[Some records]
* begin *

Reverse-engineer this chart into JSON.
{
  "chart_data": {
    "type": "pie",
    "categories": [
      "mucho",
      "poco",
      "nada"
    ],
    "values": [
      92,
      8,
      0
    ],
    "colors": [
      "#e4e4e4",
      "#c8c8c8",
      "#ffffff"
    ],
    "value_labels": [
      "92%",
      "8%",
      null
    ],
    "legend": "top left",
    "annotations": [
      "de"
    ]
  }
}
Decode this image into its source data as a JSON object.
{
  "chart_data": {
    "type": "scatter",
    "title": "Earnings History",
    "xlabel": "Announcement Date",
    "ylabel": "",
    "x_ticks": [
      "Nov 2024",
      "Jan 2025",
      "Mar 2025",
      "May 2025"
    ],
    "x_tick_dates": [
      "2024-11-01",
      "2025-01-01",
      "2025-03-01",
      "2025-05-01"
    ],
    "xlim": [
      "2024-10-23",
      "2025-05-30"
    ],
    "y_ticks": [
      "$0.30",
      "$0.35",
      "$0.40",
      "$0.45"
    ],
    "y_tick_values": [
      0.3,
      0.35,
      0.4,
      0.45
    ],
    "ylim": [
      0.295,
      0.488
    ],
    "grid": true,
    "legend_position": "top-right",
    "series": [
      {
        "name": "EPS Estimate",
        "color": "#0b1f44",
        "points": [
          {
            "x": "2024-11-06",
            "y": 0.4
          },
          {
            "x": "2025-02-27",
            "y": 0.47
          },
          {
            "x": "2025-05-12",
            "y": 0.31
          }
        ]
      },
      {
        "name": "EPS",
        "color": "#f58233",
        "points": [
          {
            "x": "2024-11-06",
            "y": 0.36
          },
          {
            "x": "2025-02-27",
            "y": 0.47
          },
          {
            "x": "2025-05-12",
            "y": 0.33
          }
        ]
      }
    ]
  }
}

* end *

Gather all lines from the listing above in which "this" occurs.

Reverse-engineer this chart into JSON.
Decode this image into its source data as a JSON object.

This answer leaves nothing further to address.